Required task -> Will you print the material below without altering a single character?

Materials provided ->

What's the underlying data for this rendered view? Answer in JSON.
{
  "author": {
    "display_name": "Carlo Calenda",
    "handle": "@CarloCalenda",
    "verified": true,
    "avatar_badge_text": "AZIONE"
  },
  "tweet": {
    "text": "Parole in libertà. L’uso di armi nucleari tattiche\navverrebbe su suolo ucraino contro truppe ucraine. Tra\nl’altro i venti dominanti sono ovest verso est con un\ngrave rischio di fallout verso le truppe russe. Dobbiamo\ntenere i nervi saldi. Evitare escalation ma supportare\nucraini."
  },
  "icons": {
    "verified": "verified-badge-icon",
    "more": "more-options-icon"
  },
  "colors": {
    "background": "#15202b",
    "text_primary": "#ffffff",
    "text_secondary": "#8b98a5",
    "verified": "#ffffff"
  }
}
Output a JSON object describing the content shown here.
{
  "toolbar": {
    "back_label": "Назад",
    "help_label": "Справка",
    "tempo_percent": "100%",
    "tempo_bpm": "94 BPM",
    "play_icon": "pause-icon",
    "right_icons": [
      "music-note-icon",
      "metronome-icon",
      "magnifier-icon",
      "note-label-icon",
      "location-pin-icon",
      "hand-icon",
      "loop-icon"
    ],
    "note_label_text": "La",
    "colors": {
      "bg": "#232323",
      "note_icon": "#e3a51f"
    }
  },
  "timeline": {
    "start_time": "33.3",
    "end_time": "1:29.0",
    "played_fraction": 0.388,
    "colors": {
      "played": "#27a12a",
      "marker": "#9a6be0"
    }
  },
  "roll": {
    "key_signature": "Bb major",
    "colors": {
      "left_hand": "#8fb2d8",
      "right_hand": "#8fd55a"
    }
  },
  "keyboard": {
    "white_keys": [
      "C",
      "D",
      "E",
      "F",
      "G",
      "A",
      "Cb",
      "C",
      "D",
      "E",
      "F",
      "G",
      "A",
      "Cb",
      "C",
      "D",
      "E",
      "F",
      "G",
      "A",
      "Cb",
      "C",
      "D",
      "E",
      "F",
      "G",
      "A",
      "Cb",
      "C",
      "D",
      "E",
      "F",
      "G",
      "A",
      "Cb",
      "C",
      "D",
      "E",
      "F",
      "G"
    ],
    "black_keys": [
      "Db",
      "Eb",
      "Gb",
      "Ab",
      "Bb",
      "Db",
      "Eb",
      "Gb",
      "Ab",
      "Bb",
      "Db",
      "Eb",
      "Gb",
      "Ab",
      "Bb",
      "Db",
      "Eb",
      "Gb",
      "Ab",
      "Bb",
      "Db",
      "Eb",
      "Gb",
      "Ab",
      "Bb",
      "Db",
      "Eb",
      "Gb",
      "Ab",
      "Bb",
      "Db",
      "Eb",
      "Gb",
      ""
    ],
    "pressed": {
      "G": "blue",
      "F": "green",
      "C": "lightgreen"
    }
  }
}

Reply ->
What's the underlying data for this rendered view? Answer in JSON.
{
  "author": {
    "display_name": "Carlo Calenda",
    "handle": "@CarloCalenda",
    "verified": true,
    "avatar_badge_text": "AZIONE"
  },
  "tweet": {
    "text": "Parole in libertà. L’uso di armi nucleari tattiche\navverrebbe su suolo ucraino contro truppe ucraine. Tra\nl’altro i venti dominanti sono ovest verso est con un\ngrave rischio di fallout verso le truppe russe. Dobbiamo\ntenere i nervi saldi. Evitare escalation ma supportare\nucraini."
  },
  "icons": {
    "verified": "verified-badge-icon",
    "more": "more-options-icon"
  },
  "colors": {
    "background": "#15202b",
    "text_primary": "#ffffff",
    "text_secondary": "#8b98a5",
    "verified": "#ffffff"
  }
}
Output a JSON object describing the content shown here.
{
  "toolbar": {
    "back_label": "Назад",
    "help_label": "Справка",
    "tempo_percent": "100%",
    "tempo_bpm": "94 BPM",
    "play_icon": "pause-icon",
    "right_icons": [
      "music-note-icon",
      "metronome-icon",
      "magnifier-icon",
      "note-label-icon",
      "location-pin-icon",
      "hand-icon",
      "loop-icon"
    ],
    "note_label_text": "La",
    "colors": {
      "bg": "#232323",
      "note_icon": "#e3a51f"
    }
  },
  "timeline": {
    "start_time": "33.3",
    "end_time": "1:29.0",
    "played_fraction": 0.388,
    "colors": {
      "played": "#27a12a",
      "marker": "#9a6be0"
    }
  },
  "roll": {
    "key_signature": "Bb major",
    "colors": {
      "left_hand": "#8fb2d8",
      "right_hand": "#8fd55a"
    }
  },
  "keyboard": {
    "white_keys": [
      "C",
      "D",
      "E",
      "F",
      "G",
      "A",
      "Cb",
      "C",
      "D",
      "E",
      "F",
      "G",
      "A",
      "Cb",
      "C",
      "D",
      "E",
      "F",
      "G",
      "A",
      "Cb",
      "C",
      "D",
      "E",
      "F",
      "G",
      "A",
      "Cb",
      "C",
      "D",
      "E",
      "F",
      "G",
      "A",
      "Cb",
      "C",
      "D",
      "E",
      "F",
      "G"
    ],
    "black_keys": [
      "Db",
      "Eb",
      "Gb",
      "Ab",
      "Bb",
      "Db",
      "Eb",
      "Gb",
      "Ab",
      "Bb",
      "Db",
      "Eb",
      "Gb",
      "Ab",
      "Bb",
      "Db",
      "Eb",
      "Gb",
      "Ab",
      "Bb",
      "Db",
      "Eb",
      "Gb",
      "Ab",
      "Bb",
      "Db",
      "Eb",
      "Gb",
      "Ab",
      "Bb",
      "Db",
      "Eb",
      "Gb",
      ""
    ],
    "pressed": {
      "G": "blue",
      "F": "green",
      "C": "lightgreen"
    }
  }
}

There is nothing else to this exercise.